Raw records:
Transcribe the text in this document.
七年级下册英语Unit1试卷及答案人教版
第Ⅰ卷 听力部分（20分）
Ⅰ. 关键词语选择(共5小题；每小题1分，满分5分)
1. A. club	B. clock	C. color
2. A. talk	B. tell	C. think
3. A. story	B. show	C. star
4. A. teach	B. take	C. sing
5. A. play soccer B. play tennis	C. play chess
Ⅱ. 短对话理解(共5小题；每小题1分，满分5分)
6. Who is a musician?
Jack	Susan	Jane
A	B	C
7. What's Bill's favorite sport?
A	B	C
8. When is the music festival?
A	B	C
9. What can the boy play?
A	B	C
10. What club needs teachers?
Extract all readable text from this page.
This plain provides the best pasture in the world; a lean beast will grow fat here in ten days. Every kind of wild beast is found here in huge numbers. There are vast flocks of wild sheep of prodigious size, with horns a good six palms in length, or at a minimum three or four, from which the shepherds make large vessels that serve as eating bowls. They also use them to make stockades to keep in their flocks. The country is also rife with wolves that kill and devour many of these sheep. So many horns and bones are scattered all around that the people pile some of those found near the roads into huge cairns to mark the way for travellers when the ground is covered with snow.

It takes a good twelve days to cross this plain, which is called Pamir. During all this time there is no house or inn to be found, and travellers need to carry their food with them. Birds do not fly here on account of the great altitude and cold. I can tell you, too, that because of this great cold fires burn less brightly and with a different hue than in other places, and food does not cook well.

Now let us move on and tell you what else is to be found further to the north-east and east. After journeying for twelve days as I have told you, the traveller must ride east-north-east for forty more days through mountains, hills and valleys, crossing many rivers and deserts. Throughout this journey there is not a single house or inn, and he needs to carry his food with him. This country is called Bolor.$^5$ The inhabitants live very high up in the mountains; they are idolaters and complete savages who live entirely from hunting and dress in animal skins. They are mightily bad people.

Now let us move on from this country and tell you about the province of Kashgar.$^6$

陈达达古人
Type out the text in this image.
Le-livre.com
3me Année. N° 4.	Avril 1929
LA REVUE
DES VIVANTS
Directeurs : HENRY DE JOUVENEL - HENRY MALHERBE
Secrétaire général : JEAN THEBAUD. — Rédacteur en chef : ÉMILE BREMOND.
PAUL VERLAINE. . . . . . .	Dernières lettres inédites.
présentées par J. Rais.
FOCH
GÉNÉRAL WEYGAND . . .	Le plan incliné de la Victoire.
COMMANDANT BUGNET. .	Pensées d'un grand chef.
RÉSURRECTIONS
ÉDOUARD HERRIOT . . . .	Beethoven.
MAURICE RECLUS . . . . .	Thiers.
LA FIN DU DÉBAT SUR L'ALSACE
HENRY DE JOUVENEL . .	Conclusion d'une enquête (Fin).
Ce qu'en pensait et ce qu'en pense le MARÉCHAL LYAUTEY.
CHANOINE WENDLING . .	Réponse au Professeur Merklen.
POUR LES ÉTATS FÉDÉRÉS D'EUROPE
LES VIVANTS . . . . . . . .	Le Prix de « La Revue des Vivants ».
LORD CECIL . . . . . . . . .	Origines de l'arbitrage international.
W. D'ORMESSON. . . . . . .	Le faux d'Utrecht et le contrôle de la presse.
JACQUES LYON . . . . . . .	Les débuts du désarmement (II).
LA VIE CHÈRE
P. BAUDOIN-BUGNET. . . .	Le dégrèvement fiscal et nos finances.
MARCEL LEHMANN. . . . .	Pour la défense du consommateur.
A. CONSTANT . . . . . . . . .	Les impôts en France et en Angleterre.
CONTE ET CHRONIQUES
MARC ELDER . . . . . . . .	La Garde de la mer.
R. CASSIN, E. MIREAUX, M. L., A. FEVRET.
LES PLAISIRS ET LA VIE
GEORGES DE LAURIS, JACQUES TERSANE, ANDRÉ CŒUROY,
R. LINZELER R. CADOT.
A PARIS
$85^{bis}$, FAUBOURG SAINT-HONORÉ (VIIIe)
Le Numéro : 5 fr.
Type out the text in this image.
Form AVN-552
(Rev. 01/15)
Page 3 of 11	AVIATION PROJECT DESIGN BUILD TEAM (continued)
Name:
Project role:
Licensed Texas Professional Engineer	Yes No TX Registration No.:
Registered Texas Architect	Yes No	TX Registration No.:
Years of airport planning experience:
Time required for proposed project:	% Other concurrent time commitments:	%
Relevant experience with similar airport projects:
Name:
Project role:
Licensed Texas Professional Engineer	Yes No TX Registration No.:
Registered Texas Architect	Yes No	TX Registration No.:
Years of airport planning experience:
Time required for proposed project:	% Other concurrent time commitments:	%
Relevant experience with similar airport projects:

◆ WHAT YOU WILL DO ◆
Each line in the material above must be retyped without alteration.

◆ FINISHED EXERCISE ◆
Transcribe the text in this document.
七年级下册英语Unit1试卷及答案人教版
第Ⅰ卷 听力部分（20分）
Ⅰ. 关键词语选择(共5小题；每小题1分，满分5分)
1. A. club	B. clock	C. color
2. A. talk	B. tell	C. think
3. A. story	B. show	C. star
4. A. teach	B. take	C. sing
5. A. play soccer B. play tennis	C. play chess
Ⅱ. 短对话理解(共5小题；每小题1分，满分5分)
6. Who is a musician?
Jack	Susan	Jane
A	B	C
7. What's Bill's favorite sport?
A	B	C
8. When is the music festival?
A	B	C
9. What can the boy play?
A	B	C
10. What club needs teachers?
Extract all readable text from this page.
This plain provides the best pasture in the world; a lean beast will grow fat here in ten days. Every kind of wild beast is found here in huge numbers. There are vast flocks of wild sheep of prodigious size, with horns a good six palms in length, or at a minimum three or four, from which the shepherds make large vessels that serve as eating bowls. They also use them to make stockades to keep in their flocks. The country is also rife with wolves that kill and devour many of these sheep. So many horns and bones are scattered all around that the people pile some of those found near the roads into huge cairns to mark the way for travellers when the ground is covered with snow.

It takes a good twelve days to cross this plain, which is called Pamir. During all this time there is no house or inn to be found, and travellers need to carry their food with them. Birds do not fly here on account of the great altitude and cold. I can tell you, too, that because of this great cold fires burn less brightly and with a different hue than in other places, and food does not cook well.

Now let us move on and tell you what else is to be found further to the north-east and east. After journeying for twelve days as I have told you, the traveller must ride east-north-east for forty more days through mountains, hills and valleys, crossing many rivers and deserts. Throughout this journey there is not a single house or inn, and he needs to carry his food with him. This country is called Bolor.$^5$ The inhabitants live very high up in the mountains; they are idolaters and complete savages who live entirely from hunting and dress in animal skins. They are mightily bad people.

Now let us move on from this country and tell you about the province of Kashgar.$^6$

陈达达古人
Type out the text in this image.
Le-livre.com
3me Année. N° 4.	Avril 1929
LA REVUE
DES VIVANTS
Directeurs : HENRY DE JOUVENEL - HENRY MALHERBE
Secrétaire général : JEAN THEBAUD. — Rédacteur en chef : ÉMILE BREMOND.
PAUL VERLAINE. . . . . . .	Dernières lettres inédites.
présentées par J. Rais.
FOCH
GÉNÉRAL WEYGAND . . .	Le plan incliné de la Victoire.
COMMANDANT BUGNET. .	Pensées d'un grand chef.
RÉSURRECTIONS
ÉDOUARD HERRIOT . . . .	Beethoven.
MAURICE RECLUS . . . . .	Thiers.
LA FIN DU DÉBAT SUR L'ALSACE
HENRY DE JOUVENEL . .	Conclusion d'une enquête (Fin).
Ce qu'en pensait et ce qu'en pense le MARÉCHAL LYAUTEY.
CHANOINE WENDLING . .	Réponse au Professeur Merklen.
POUR LES ÉTATS FÉDÉRÉS D'EUROPE
LES VIVANTS . . . . . . . .	Le Prix de « La Revue des Vivants ».
LORD CECIL . . . . . . . . .	Origines de l'arbitrage international.
W. D'ORMESSON. . . . . . .	Le faux d'Utrecht et le contrôle de la presse.
JACQUES LYON . . . . . . .	Les débuts du désarmement (II).
LA VIE CHÈRE
P. BAUDOIN-BUGNET. . . .	Le dégrèvement fiscal et nos finances.
MARCEL LEHMANN. . . . .	Pour la défense du consommateur.
A. CONSTANT . . . . . . . . .	Les impôts en France et en Angleterre.
CONTE ET CHRONIQUES
MARC ELDER . . . . . . . .	La Garde de la mer.
R. CASSIN, E. MIREAUX, M. L., A. FEVRET.
LES PLAISIRS ET LA VIE
GEORGES DE LAURIS, JACQUES TERSANE, ANDRÉ CŒUROY,
R. LINZELER R. CADOT.
A PARIS
$85^{bis}$, FAUBOURG SAINT-HONORÉ (VIIIe)
Le Numéro : 5 fr.
Type out the text in this image.
Form AVN-552
(Rev. 01/15)
Page 3 of 11	AVIATION PROJECT DESIGN BUILD TEAM (continued)
Name:
Project role:
Licensed Texas Professional Engineer	Yes No TX Registration No.:
Registered Texas Architect	Yes No	TX Registration No.:
Years of airport planning experience:
Time required for proposed project:	% Other concurrent time commitments:	%
Relevant experience with similar airport projects:
Name:
Project role:
Licensed Texas Professional Engineer	Yes No TX Registration No.:
Registered Texas Architect	Yes No	TX Registration No.:
Years of airport planning experience:
Time required for proposed project:	% Other concurrent time commitments:	%
Relevant experience with similar airport projects:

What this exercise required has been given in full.